**What this task involves**
Find and copy lines holding "title".

Data tied to figure images:
====================
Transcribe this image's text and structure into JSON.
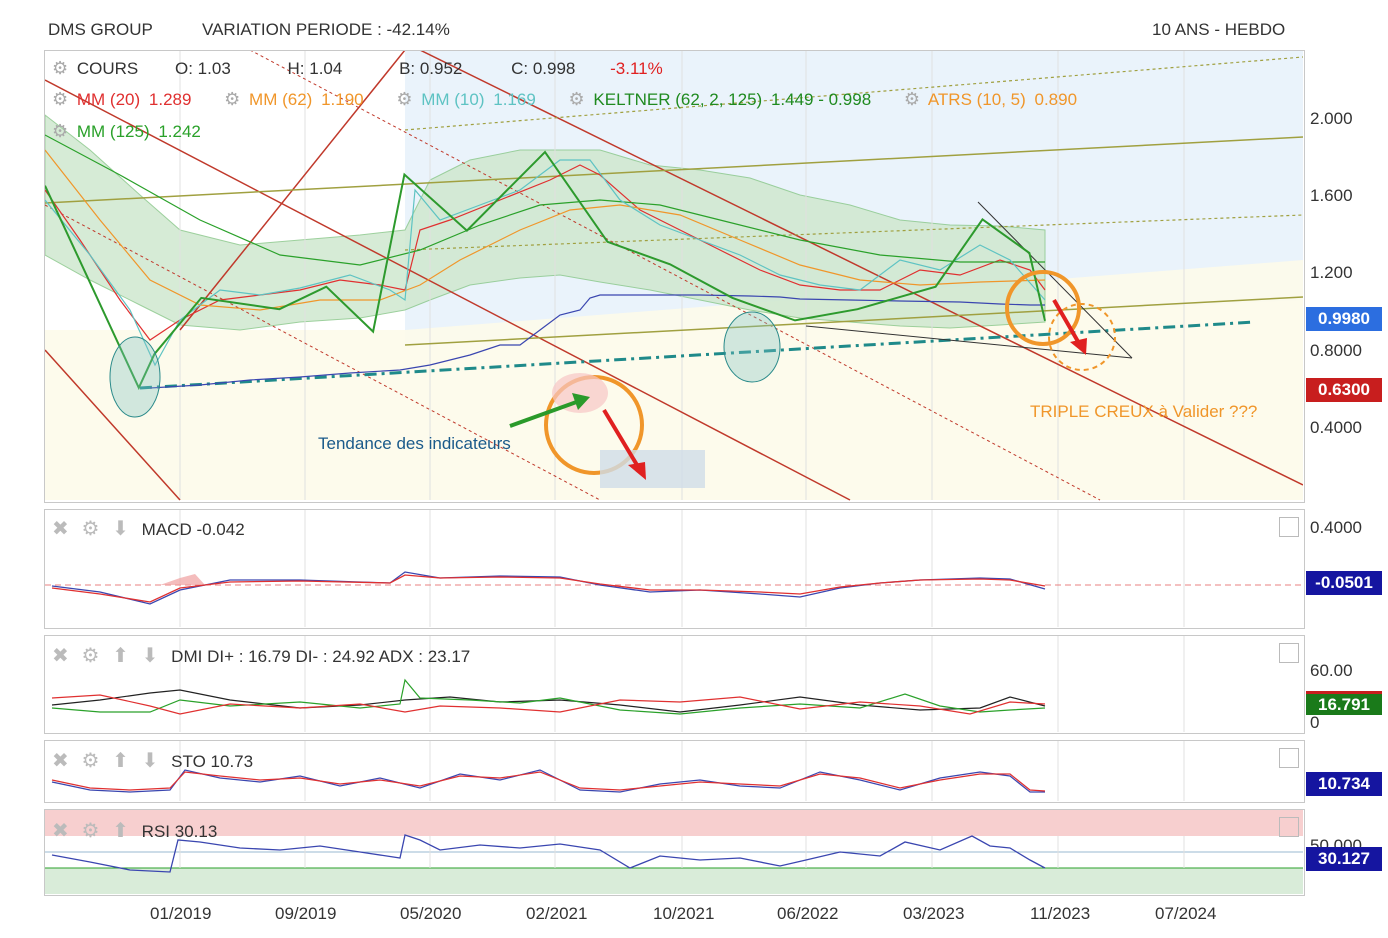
{
  "header": {
    "title": "DMS GROUP",
    "variation": "VARIATION PERIODE : -42.14%",
    "horizon": "10 ANS - HEBDO"
  },
  "legend": {
    "cours": {
      "label": "COURS",
      "o": "O: 1.03",
      "h": "H: 1.04",
      "b": "B: 0.952",
      "c": "C: 0.998",
      "chg": "-3.11%"
    },
    "mm20": {
      "label": "MM (20)",
      "value": "1.289",
      "color": "#e03030"
    },
    "mm62": {
      "label": "MM (62)",
      "value": "1.190",
      "color": "#f0962a"
    },
    "mm10": {
      "label": "MM (10)",
      "value": "1.169",
      "color": "#5ec3c3"
    },
    "keltner": {
      "label": "KELTNER (62, 2, 125)",
      "value": "1.449 - 0.998",
      "color": "#1f8a1f"
    },
    "atrs": {
      "label": "ATRS (10, 5)",
      "value": "0.890",
      "color": "#f0962a"
    },
    "mm125": {
      "label": "MM (125)",
      "value": "1.242",
      "color": "#2aa12a"
    }
  },
  "annotations": {
    "tendance": "Tendance des indicateurs",
    "triple": "TRIPLE CREUX à Valider ???"
  },
  "price_axis": {
    "ticks": [
      "2.000",
      "1.600",
      "1.200",
      "0.8000",
      "0.4000"
    ],
    "last_badge": "0.9980",
    "last_color": "#2c6ee0",
    "atrs_badge": "0.6300",
    "atrs_color": "#c81e1e"
  },
  "macd": {
    "label": "MACD",
    "value": "-0.042",
    "axis_top": "0.4000",
    "badge": "-0.0501",
    "badge_color": "#1515a0"
  },
  "dmi": {
    "label": "DMI",
    "value": "DI+ : 16.79 DI- : 24.92 ADX : 23.17",
    "axis_top": "60.00",
    "axis_zero": "0",
    "badge": "16.791",
    "badge_color": "#1a7a1a"
  },
  "sto": {
    "label": "STO",
    "value": "10.73",
    "badge": "10.734",
    "badge_color": "#1515a0"
  },
  "rsi": {
    "label": "RSI",
    "value": "30.13",
    "axis_top": "50.000",
    "badge": "30.127",
    "badge_color": "#1515a0"
  },
  "x_axis": [
    "01/2019",
    "09/2019",
    "05/2020",
    "02/2021",
    "10/2021",
    "06/2022",
    "03/2023",
    "11/2023",
    "07/2024"
  ],
  "chart_data": {
    "type": "line",
    "title": "DMS GROUP",
    "x": [
      "2018-06",
      "2018-09",
      "2018-12",
      "2019-01",
      "2019-04",
      "2019-09",
      "2019-12",
      "2020-03",
      "2020-05",
      "2020-09",
      "2021-02",
      "2021-06",
      "2021-10",
      "2022-02",
      "2022-06",
      "2022-10",
      "2023-03",
      "2023-06",
      "2023-09",
      "2023-10"
    ],
    "series": [
      {
        "name": "COURS",
        "values": [
          1.6,
          1.15,
          0.7,
          0.85,
          1.1,
          1.05,
          1.15,
          0.95,
          1.65,
          1.4,
          1.75,
          1.35,
          1.25,
          1.1,
          1.0,
          1.05,
          1.15,
          1.45,
          1.3,
          0.998
        ]
      }
    ],
    "ylim": [
      0.2,
      2.2
    ],
    "xlabel": "",
    "ylabel": ""
  }
}
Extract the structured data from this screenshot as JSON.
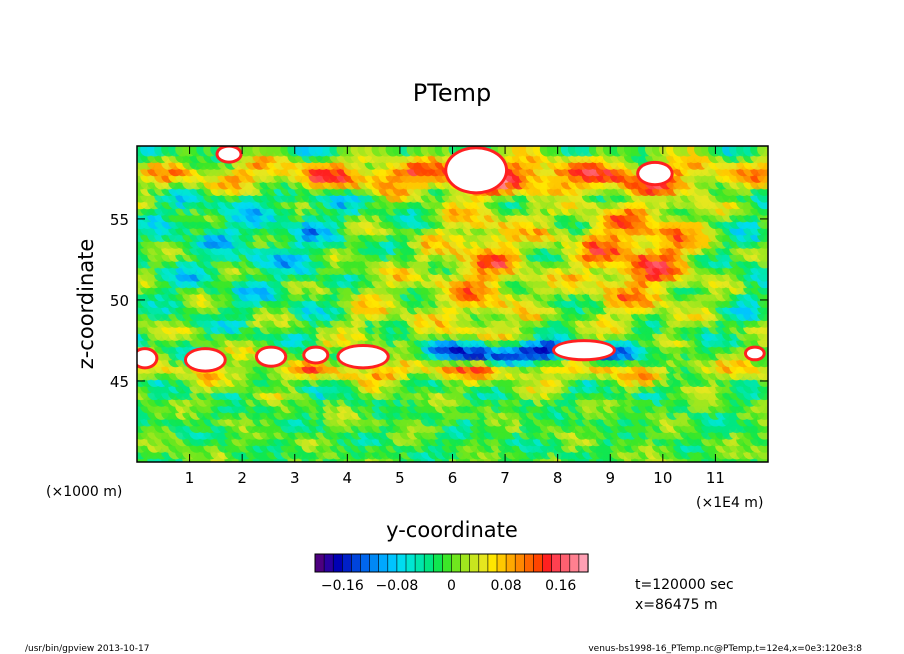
{
  "chart_data": {
    "type": "heatmap",
    "title": "PTemp",
    "xlabel": "y-coordinate",
    "ylabel": "z-coordinate",
    "x_unit_label": "(×1E4 m)",
    "y_unit_label": "(×1000 m)",
    "x_ticks": [
      {
        "value": 1,
        "label": "1"
      },
      {
        "value": 2,
        "label": "2"
      },
      {
        "value": 3,
        "label": "3"
      },
      {
        "value": 4,
        "label": "4"
      },
      {
        "value": 5,
        "label": "5"
      },
      {
        "value": 6,
        "label": "6"
      },
      {
        "value": 7,
        "label": "7"
      },
      {
        "value": 8,
        "label": "8"
      },
      {
        "value": 9,
        "label": "9"
      },
      {
        "value": 10,
        "label": "10"
      },
      {
        "value": 11,
        "label": "11"
      }
    ],
    "y_ticks": [
      {
        "value": 45,
        "label": "45"
      },
      {
        "value": 50,
        "label": "50"
      },
      {
        "value": 55,
        "label": "55"
      }
    ],
    "xlim": [
      0,
      12
    ],
    "ylim": [
      40,
      59.5
    ],
    "value_range": [
      -0.2,
      0.2
    ],
    "colorbar": {
      "ticks": [
        {
          "value": -0.16,
          "label": "−0.16"
        },
        {
          "value": -0.08,
          "label": "−0.08"
        },
        {
          "value": 0,
          "label": "0"
        },
        {
          "value": 0.08,
          "label": "0.08"
        },
        {
          "value": 0.16,
          "label": "0.16"
        }
      ],
      "colors": [
        "#4d0080",
        "#2a00a0",
        "#0000b4",
        "#0020c8",
        "#0044dc",
        "#0066ee",
        "#0088f5",
        "#00a8ff",
        "#00c4ff",
        "#00dcf0",
        "#00e6d2",
        "#00e6ac",
        "#00e682",
        "#10e650",
        "#3ce628",
        "#70e61e",
        "#a0e61e",
        "#c8e61e",
        "#e6e61e",
        "#ffe600",
        "#ffc800",
        "#ffa800",
        "#ff8800",
        "#ff6600",
        "#ff4400",
        "#ff2020",
        "#ff4050",
        "#ff6070",
        "#ff8090",
        "#ffa0b4"
      ]
    },
    "white_regions": [
      {
        "y": 6.45,
        "z": 58.0,
        "ry": 0.55,
        "rz": 1.3
      },
      {
        "y": 0.15,
        "z": 46.4,
        "ry": 0.2,
        "rz": 0.5
      },
      {
        "y": 1.3,
        "z": 46.3,
        "ry": 0.35,
        "rz": 0.6
      },
      {
        "y": 2.55,
        "z": 46.5,
        "ry": 0.25,
        "rz": 0.5
      },
      {
        "y": 3.4,
        "z": 46.6,
        "ry": 0.2,
        "rz": 0.4
      },
      {
        "y": 4.3,
        "z": 46.5,
        "ry": 0.45,
        "rz": 0.6
      },
      {
        "y": 8.5,
        "z": 46.9,
        "ry": 0.55,
        "rz": 0.5
      },
      {
        "y": 9.85,
        "z": 57.8,
        "ry": 0.3,
        "rz": 0.6
      },
      {
        "y": 1.75,
        "z": 59.0,
        "ry": 0.2,
        "rz": 0.4
      },
      {
        "y": 11.75,
        "z": 46.7,
        "ry": 0.15,
        "rz": 0.3
      }
    ]
  },
  "annotations": {
    "time": "t=120000 sec",
    "position": "x=86475 m",
    "footer_left": "/usr/bin/gpview  2013-10-17",
    "footer_right": "venus-bs1998-16_PTemp.nc@PTemp,t=12e4,x=0e3:120e3:8"
  }
}
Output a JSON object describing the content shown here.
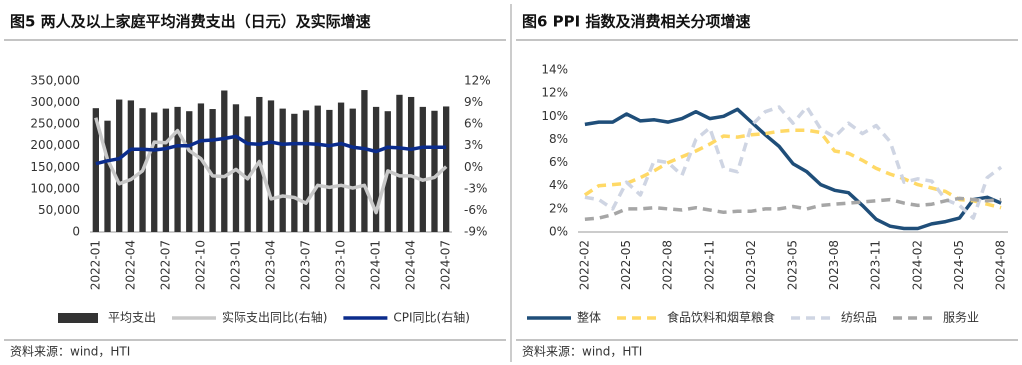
{
  "chart_data": [
    {
      "type": "combo",
      "title": "图5  两人及以上家庭平均消费支出（日元）及实际增速",
      "source": "资料来源：wind，HTI",
      "categories": [
        "2022-01",
        null,
        null,
        "2022-04",
        null,
        null,
        "2022-07",
        null,
        null,
        "2022-10",
        null,
        null,
        "2023-01",
        null,
        null,
        "2023-04",
        null,
        null,
        "2023-07",
        null,
        null,
        "2023-10",
        null,
        null,
        "2024-01",
        null,
        null,
        "2024-04",
        null,
        null,
        "2024-07"
      ],
      "ylim": [
        0,
        350000
      ],
      "yticks": [
        0,
        {
          "value": 50000,
          "label": "50,000"
        },
        {
          "value": 100000,
          "label": "100,000"
        },
        {
          "value": 150000,
          "label": "150,000"
        },
        {
          "value": 200000,
          "label": "200,000"
        },
        {
          "value": 250000,
          "label": "250,000"
        },
        {
          "value": 300000,
          "label": "300,000"
        },
        {
          "value": 350000,
          "label": "350,000"
        }
      ],
      "y2lim": [
        -9,
        12
      ],
      "y2ticks": [
        {
          "value": -9,
          "label": "-9%"
        },
        {
          "value": -6,
          "label": "-6%"
        },
        {
          "value": -3,
          "label": "-3%"
        },
        {
          "value": 0,
          "label": "0%"
        },
        {
          "value": 3,
          "label": "3%"
        },
        {
          "value": 6,
          "label": "6%"
        },
        {
          "value": 9,
          "label": "9%"
        },
        {
          "value": 12,
          "label": "12%"
        }
      ],
      "series": [
        {
          "name": "平均支出",
          "type": "bar",
          "color": "#333333",
          "values": [
            287000,
            258000,
            307000,
            305000,
            287000,
            277000,
            286000,
            290000,
            280000,
            298000,
            285000,
            328000,
            296000,
            268000,
            313000,
            305000,
            286000,
            274000,
            282000,
            293000,
            283000,
            300000,
            286000,
            329000,
            290000,
            280000,
            318000,
            313000,
            290000,
            281000,
            291000
          ]
        },
        {
          "name": "实际支出同比(右轴)",
          "type": "line",
          "axis": "y2",
          "color": "#c8c8c8",
          "values": [
            6.9,
            1.1,
            -2.3,
            -1.7,
            -0.5,
            3.5,
            3.4,
            5.1,
            2.3,
            1.2,
            -1.2,
            -1.3,
            -0.3,
            -1.6,
            0.8,
            -4.4,
            -4.0,
            -4.2,
            -5.0,
            -2.5,
            -2.8,
            -2.5,
            -2.9,
            -2.5,
            -6.3,
            -0.5,
            -1.2,
            -1.2,
            -1.8,
            -1.4,
            0.1
          ]
        },
        {
          "name": "CPI同比(右轴)",
          "type": "line",
          "axis": "y2",
          "color": "#0b2c8c",
          "values": [
            0.5,
            0.9,
            1.2,
            2.5,
            2.5,
            2.4,
            2.6,
            3.0,
            3.0,
            3.7,
            3.8,
            4.0,
            4.3,
            3.3,
            3.2,
            3.5,
            3.2,
            3.3,
            3.3,
            3.2,
            3.0,
            3.3,
            2.8,
            2.6,
            2.2,
            2.8,
            2.7,
            2.5,
            2.8,
            2.8,
            2.8
          ]
        }
      ]
    },
    {
      "type": "line",
      "title": "图6  PPI 指数及消费相关分项增速",
      "source": "资料来源：wind，HTI",
      "categories": [
        "2022-02",
        null,
        null,
        "2022-05",
        null,
        null,
        "2022-08",
        null,
        null,
        "2022-11",
        null,
        null,
        "2023-02",
        null,
        null,
        "2023-05",
        null,
        null,
        "2023-08",
        null,
        null,
        "2023-11",
        null,
        null,
        "2024-02",
        null,
        null,
        "2024-05",
        null,
        null,
        "2024-08"
      ],
      "ylim": [
        0,
        14
      ],
      "yticks": [
        {
          "value": 0,
          "label": "0%"
        },
        {
          "value": 2,
          "label": "2%"
        },
        {
          "value": 4,
          "label": "4%"
        },
        {
          "value": 6,
          "label": "6%"
        },
        {
          "value": 8,
          "label": "8%"
        },
        {
          "value": 10,
          "label": "10%"
        },
        {
          "value": 12,
          "label": "12%"
        },
        {
          "value": 14,
          "label": "14%"
        }
      ],
      "series": [
        {
          "name": "整体",
          "color": "#1f4e79",
          "dashed": false,
          "values": [
            9.3,
            9.5,
            9.5,
            10.2,
            9.6,
            9.7,
            9.5,
            9.8,
            10.4,
            9.8,
            10.0,
            10.6,
            9.5,
            8.4,
            7.4,
            5.9,
            5.2,
            4.1,
            3.6,
            3.4,
            2.3,
            1.1,
            0.5,
            0.3,
            0.3,
            0.7,
            0.9,
            1.2,
            2.8,
            3.0,
            2.5
          ]
        },
        {
          "name": "食品饮料和烟草粮食",
          "color": "#ffd966",
          "dashed": true,
          "values": [
            3.2,
            4.0,
            4.1,
            4.2,
            4.7,
            5.3,
            6.0,
            6.5,
            7.0,
            7.6,
            8.3,
            8.2,
            8.4,
            8.5,
            8.7,
            8.8,
            8.8,
            8.6,
            7.0,
            6.8,
            6.2,
            5.5,
            5.0,
            4.6,
            4.1,
            3.8,
            3.5,
            2.8,
            2.7,
            2.4,
            2.1
          ]
        },
        {
          "name": "纺织品",
          "color": "#cfd5e3",
          "dashed": true,
          "values": [
            3.0,
            2.8,
            2.0,
            4.3,
            3.2,
            6.2,
            6.0,
            4.9,
            8.0,
            9.0,
            5.5,
            5.2,
            9.2,
            10.4,
            10.8,
            9.4,
            10.8,
            8.9,
            8.2,
            9.4,
            8.5,
            9.2,
            7.8,
            4.3,
            4.6,
            4.4,
            2.8,
            2.3,
            1.2,
            4.7,
            5.6
          ]
        },
        {
          "name": "服务业",
          "color": "#a6a6a6",
          "dashed": true,
          "values": [
            1.1,
            1.2,
            1.5,
            2.0,
            2.0,
            2.1,
            2.0,
            1.9,
            2.1,
            1.9,
            1.7,
            1.8,
            1.8,
            2.0,
            2.0,
            2.2,
            2.0,
            2.3,
            2.4,
            2.5,
            2.6,
            2.7,
            2.8,
            2.5,
            2.3,
            2.4,
            2.7,
            2.9,
            2.8,
            2.7,
            2.8
          ]
        }
      ]
    }
  ]
}
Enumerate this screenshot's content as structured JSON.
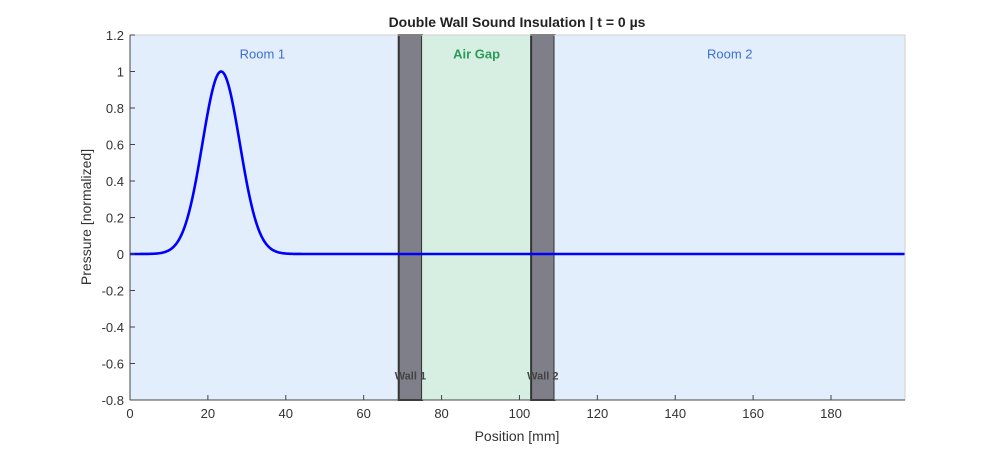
{
  "chart_data": {
    "type": "line",
    "title": "Double Wall Sound Insulation | t = 0 µs",
    "xlabel": "Position [mm]",
    "ylabel": "Pressure [normalized]",
    "xlim": [
      0,
      199
    ],
    "ylim": [
      -0.8,
      1.2
    ],
    "xticks": [
      0,
      20,
      40,
      60,
      80,
      100,
      120,
      140,
      160,
      180
    ],
    "yticks": [
      -0.8,
      -0.6,
      -0.4,
      -0.2,
      0,
      0.2,
      0.4,
      0.6,
      0.8,
      1,
      1.2
    ],
    "ytick_labels": [
      "-0.8",
      "-0.6",
      "-0.4",
      "-0.2",
      "0",
      "0.2",
      "0.4",
      "0.6",
      "0.8",
      "1",
      "1.2"
    ],
    "grid": false,
    "series": [
      {
        "name": "pressure",
        "color": "#0000ff",
        "model": "gaussian",
        "amplitude": 1.0,
        "center": 23.4,
        "sigma": 4.8,
        "x_range": [
          0,
          199
        ]
      }
    ],
    "regions": [
      {
        "name": "Room 1",
        "from": 0,
        "to": 69,
        "color": "#e3eefc",
        "label_color": "#3b6fd4",
        "label_x": 34,
        "label_y": 1.1
      },
      {
        "name": "Wall 1",
        "from": 69,
        "to": 75,
        "color": "#7f7f8a",
        "label_color": "#444444",
        "label_x": 72,
        "label_y": -0.66
      },
      {
        "name": "Air Gap",
        "from": 75,
        "to": 103,
        "color": "#d6efe2",
        "label_color": "#2e9a5a",
        "label_x": 89,
        "label_y": 1.1
      },
      {
        "name": "Wall 2",
        "from": 103,
        "to": 109,
        "color": "#7f7f8a",
        "label_color": "#444444",
        "label_x": 106,
        "label_y": -0.66
      },
      {
        "name": "Room 2",
        "from": 109,
        "to": 199,
        "color": "#e3eefc",
        "label_color": "#3b6fd4",
        "label_x": 154,
        "label_y": 1.1
      }
    ]
  }
}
====================
**Solution for this task**
    "title": "DMS GROUP",
    "title": "DMS GROUP",
    "title": "PTemp",
      "title": "图5  两人及以上家庭平均消费支出（日元）及实际增速",
      "title": "图6  PPI 指数及消费相关分项增速",
    "title": "Double Wall Sound Insulation | t = 0 µs",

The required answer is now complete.